• **Directive**
Below are the records; locate each line with the word "JSON" and copy it.

---------- Material for this task

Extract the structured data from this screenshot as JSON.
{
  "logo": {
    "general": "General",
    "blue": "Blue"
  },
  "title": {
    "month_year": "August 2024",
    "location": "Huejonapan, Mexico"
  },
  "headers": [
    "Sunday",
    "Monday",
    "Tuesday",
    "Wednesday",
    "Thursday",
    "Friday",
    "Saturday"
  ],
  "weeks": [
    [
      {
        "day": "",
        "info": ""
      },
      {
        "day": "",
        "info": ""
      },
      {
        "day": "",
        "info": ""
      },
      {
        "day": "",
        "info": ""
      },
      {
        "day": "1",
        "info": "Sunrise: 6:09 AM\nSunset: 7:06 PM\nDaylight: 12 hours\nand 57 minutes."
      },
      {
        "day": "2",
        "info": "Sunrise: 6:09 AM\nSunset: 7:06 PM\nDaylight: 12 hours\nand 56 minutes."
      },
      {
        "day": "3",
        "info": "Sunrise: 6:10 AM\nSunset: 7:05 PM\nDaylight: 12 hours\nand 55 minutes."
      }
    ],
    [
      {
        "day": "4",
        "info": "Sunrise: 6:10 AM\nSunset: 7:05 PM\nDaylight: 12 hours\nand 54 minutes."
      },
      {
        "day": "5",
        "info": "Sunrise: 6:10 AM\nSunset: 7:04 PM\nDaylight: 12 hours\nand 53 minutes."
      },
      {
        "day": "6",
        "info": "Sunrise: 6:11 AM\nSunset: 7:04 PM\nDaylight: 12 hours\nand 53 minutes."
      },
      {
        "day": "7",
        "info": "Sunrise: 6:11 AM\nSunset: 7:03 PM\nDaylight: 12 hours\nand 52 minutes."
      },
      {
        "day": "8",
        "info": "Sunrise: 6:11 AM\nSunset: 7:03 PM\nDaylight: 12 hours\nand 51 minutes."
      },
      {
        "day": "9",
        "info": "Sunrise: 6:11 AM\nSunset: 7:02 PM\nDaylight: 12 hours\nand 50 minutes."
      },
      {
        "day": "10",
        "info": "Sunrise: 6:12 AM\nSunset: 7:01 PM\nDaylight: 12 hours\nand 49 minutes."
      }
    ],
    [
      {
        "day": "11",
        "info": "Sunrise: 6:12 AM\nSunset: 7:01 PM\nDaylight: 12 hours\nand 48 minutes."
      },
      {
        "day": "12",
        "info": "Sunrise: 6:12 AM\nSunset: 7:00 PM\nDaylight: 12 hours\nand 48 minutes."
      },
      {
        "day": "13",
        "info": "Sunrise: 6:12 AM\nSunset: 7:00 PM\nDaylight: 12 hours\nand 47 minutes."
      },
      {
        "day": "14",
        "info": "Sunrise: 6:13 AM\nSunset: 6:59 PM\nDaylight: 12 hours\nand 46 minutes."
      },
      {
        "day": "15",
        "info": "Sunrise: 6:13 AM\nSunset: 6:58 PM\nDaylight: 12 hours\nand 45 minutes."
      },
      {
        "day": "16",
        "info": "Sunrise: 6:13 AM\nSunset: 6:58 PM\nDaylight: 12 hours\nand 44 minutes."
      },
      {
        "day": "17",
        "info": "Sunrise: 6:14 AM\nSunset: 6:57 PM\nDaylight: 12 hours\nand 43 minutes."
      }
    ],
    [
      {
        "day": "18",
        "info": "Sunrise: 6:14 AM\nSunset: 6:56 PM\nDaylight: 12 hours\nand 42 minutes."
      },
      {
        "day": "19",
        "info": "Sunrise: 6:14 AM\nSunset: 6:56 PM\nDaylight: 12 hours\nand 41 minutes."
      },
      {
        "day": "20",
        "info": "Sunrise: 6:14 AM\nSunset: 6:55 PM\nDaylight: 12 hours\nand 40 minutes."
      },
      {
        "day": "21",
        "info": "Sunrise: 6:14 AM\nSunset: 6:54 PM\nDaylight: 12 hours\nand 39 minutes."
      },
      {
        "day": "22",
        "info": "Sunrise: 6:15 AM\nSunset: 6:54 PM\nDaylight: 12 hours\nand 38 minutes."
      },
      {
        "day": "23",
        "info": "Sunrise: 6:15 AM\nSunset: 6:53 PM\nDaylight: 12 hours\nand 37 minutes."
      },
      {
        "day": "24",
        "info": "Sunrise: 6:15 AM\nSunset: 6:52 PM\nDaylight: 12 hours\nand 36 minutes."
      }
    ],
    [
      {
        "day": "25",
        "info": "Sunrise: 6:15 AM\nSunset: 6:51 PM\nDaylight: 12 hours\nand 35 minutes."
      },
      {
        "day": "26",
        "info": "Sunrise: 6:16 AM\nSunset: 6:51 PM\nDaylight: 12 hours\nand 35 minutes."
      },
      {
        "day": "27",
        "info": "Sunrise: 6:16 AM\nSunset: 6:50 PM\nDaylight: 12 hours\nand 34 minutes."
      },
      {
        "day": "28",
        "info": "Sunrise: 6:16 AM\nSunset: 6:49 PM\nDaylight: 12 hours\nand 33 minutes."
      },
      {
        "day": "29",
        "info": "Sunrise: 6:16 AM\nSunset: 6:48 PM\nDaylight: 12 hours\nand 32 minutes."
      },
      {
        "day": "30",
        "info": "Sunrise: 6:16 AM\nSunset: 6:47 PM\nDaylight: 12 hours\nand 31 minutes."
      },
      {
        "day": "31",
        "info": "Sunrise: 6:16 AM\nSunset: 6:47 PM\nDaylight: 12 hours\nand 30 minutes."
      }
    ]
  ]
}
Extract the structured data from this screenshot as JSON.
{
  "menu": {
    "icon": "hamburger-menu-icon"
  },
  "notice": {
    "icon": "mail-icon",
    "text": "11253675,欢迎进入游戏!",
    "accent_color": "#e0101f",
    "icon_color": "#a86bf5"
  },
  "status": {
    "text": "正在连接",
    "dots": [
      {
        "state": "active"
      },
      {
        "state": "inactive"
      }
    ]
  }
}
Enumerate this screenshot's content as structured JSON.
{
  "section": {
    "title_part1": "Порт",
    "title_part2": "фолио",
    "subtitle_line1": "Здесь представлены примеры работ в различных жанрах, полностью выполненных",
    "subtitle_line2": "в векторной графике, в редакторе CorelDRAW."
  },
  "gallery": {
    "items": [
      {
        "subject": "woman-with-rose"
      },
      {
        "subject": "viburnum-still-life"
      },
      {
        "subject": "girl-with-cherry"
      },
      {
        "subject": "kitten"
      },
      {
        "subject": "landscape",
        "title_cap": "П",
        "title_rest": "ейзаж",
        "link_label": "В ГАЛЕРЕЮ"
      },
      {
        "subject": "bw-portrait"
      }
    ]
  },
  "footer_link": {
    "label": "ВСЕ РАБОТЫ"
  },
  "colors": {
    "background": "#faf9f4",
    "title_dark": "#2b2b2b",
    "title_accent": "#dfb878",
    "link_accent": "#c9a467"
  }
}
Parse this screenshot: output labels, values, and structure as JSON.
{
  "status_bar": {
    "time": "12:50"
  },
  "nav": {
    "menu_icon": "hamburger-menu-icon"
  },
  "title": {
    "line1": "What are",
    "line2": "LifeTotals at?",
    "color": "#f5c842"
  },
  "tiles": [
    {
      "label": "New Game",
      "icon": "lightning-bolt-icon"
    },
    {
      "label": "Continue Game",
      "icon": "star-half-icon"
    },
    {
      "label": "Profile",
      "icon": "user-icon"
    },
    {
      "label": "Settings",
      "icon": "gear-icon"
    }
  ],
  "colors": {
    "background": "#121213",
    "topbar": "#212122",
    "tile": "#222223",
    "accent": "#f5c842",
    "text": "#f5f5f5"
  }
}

--------------------

• **Written answer**
Extract the structured data from this screenshot as JSON.
Extract the structured data from this screenshot as JSON.
Enumerate this screenshot's content as structured JSON.
Parse this screenshot: output labels, values, and structure as JSON.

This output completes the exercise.